*** Source data
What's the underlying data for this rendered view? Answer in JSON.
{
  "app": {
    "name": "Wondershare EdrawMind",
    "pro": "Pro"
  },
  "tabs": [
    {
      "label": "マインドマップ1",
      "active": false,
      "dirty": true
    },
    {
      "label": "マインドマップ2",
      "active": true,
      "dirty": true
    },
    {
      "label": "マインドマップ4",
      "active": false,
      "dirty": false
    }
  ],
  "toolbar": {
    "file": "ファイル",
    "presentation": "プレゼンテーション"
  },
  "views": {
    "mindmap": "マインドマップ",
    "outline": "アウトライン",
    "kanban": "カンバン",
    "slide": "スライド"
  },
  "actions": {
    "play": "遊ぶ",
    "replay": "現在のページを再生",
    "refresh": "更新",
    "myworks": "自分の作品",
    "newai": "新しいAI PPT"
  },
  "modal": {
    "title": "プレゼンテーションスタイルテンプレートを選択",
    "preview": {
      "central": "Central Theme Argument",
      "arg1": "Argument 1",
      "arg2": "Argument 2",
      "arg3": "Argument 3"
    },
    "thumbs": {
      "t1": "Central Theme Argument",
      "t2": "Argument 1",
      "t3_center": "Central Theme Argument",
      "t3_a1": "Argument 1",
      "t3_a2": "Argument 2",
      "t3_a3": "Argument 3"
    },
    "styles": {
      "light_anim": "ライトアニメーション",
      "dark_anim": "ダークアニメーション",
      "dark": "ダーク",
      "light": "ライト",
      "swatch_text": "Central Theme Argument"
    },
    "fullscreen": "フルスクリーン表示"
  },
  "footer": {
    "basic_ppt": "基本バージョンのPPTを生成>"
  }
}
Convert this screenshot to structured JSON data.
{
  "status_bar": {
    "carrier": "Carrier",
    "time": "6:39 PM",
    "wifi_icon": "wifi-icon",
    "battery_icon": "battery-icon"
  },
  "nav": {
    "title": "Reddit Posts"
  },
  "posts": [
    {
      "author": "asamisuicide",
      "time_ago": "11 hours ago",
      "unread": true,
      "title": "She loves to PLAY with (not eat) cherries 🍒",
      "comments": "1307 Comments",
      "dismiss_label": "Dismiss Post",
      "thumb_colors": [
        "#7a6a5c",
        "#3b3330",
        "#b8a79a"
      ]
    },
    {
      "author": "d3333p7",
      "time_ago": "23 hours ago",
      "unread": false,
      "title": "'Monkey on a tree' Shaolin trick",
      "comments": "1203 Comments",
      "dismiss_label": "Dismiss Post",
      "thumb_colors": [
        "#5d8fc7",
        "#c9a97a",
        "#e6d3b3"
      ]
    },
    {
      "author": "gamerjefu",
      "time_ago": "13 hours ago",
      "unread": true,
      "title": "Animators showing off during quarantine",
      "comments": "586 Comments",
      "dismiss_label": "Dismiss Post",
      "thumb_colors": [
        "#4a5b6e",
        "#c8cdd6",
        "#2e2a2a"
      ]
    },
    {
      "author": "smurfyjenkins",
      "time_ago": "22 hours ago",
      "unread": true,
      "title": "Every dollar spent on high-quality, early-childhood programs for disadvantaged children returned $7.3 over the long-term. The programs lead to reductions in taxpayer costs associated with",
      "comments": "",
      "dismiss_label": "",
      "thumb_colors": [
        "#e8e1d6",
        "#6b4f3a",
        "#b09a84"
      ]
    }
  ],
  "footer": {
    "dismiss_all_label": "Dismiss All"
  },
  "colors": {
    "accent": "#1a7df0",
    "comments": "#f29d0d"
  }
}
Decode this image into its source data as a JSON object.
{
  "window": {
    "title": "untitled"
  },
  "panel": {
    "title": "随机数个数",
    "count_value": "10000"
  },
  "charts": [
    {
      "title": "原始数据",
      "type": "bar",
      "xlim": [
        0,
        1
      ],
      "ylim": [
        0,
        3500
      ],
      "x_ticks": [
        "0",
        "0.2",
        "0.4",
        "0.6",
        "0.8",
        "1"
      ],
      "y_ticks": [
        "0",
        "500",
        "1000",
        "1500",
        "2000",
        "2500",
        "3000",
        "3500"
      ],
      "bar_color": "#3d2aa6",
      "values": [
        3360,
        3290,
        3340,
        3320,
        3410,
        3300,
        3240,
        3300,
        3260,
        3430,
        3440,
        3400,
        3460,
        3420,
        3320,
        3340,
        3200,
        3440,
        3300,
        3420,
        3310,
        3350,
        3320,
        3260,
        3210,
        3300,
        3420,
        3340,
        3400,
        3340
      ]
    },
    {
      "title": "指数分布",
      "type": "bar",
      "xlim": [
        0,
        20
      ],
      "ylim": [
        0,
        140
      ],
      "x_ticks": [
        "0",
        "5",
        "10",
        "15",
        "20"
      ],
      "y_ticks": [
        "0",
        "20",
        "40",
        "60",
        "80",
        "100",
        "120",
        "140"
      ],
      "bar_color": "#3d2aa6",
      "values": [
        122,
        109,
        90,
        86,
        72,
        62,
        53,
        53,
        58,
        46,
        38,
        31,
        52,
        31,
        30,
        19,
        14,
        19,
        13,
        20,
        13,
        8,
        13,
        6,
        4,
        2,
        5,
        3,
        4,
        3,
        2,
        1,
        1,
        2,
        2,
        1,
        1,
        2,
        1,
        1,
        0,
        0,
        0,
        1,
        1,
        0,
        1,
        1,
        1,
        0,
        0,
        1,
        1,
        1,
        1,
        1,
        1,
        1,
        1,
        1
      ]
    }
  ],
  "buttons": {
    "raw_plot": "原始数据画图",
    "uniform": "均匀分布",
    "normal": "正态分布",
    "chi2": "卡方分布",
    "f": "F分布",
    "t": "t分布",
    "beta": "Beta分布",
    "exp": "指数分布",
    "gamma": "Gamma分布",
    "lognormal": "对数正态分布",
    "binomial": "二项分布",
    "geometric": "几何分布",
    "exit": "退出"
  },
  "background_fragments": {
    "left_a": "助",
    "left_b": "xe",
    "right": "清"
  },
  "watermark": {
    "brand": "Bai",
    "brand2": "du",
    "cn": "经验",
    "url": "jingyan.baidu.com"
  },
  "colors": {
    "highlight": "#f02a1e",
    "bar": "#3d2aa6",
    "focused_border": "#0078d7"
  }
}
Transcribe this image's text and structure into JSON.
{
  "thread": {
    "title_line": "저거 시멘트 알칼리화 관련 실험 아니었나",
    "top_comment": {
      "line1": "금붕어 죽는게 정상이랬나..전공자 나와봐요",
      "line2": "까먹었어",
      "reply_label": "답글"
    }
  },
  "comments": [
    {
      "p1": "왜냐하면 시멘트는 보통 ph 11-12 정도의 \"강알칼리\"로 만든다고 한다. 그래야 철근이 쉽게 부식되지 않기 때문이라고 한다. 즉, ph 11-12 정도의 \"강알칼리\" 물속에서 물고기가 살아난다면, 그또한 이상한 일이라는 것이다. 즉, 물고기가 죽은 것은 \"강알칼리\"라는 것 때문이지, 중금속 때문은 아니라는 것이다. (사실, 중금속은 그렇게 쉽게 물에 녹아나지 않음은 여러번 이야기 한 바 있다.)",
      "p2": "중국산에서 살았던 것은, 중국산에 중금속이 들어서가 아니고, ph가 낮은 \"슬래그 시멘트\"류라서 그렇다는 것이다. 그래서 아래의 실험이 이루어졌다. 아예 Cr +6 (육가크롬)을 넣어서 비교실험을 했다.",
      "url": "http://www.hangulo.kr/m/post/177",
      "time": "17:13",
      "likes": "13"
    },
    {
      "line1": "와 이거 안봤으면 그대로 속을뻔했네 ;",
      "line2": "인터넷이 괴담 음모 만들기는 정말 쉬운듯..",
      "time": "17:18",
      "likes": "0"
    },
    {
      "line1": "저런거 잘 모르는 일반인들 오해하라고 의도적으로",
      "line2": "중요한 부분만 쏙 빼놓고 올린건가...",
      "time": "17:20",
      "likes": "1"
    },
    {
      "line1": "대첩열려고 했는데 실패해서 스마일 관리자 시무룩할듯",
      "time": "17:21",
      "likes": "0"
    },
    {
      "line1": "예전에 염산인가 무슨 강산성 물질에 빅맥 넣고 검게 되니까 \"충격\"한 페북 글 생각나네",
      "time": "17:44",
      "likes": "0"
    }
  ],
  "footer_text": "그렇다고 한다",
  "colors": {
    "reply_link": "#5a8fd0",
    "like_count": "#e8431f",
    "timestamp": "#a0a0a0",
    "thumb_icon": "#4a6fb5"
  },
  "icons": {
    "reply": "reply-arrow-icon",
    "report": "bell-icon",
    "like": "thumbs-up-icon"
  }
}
******
Check every line of the material for the string "JSON" and give the number of lines that have it, without anything else.

4